| REQUIRED WORK |
Output the entries below exactly as written, omitting pictures.

| Data items |
-- Start --

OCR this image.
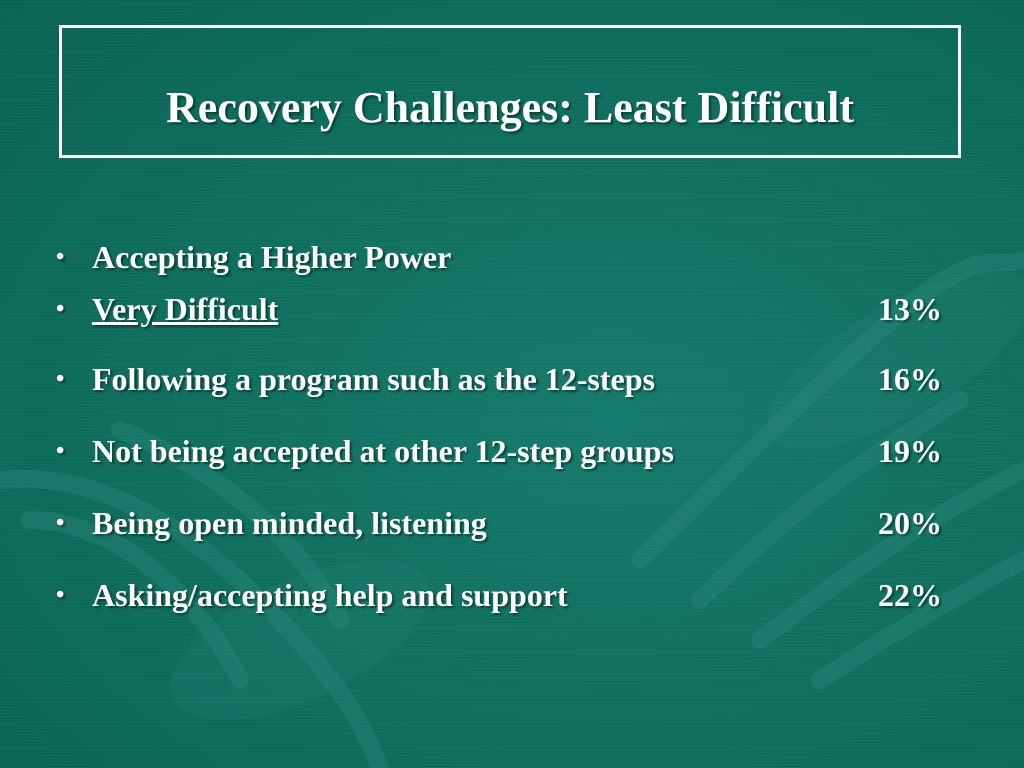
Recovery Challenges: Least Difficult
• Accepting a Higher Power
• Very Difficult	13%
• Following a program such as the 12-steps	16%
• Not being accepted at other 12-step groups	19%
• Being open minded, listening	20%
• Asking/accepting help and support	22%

-- End --

| IN RESPONSE |
OCR this image.
Recovery Challenges: Least Difficult
• Accepting a Higher Power
• Very Difficult	13%
• Following a program such as the 12-steps	16%
• Not being accepted at other 12-step groups	19%
• Being open minded, listening	20%
• Asking/accepting help and support	22%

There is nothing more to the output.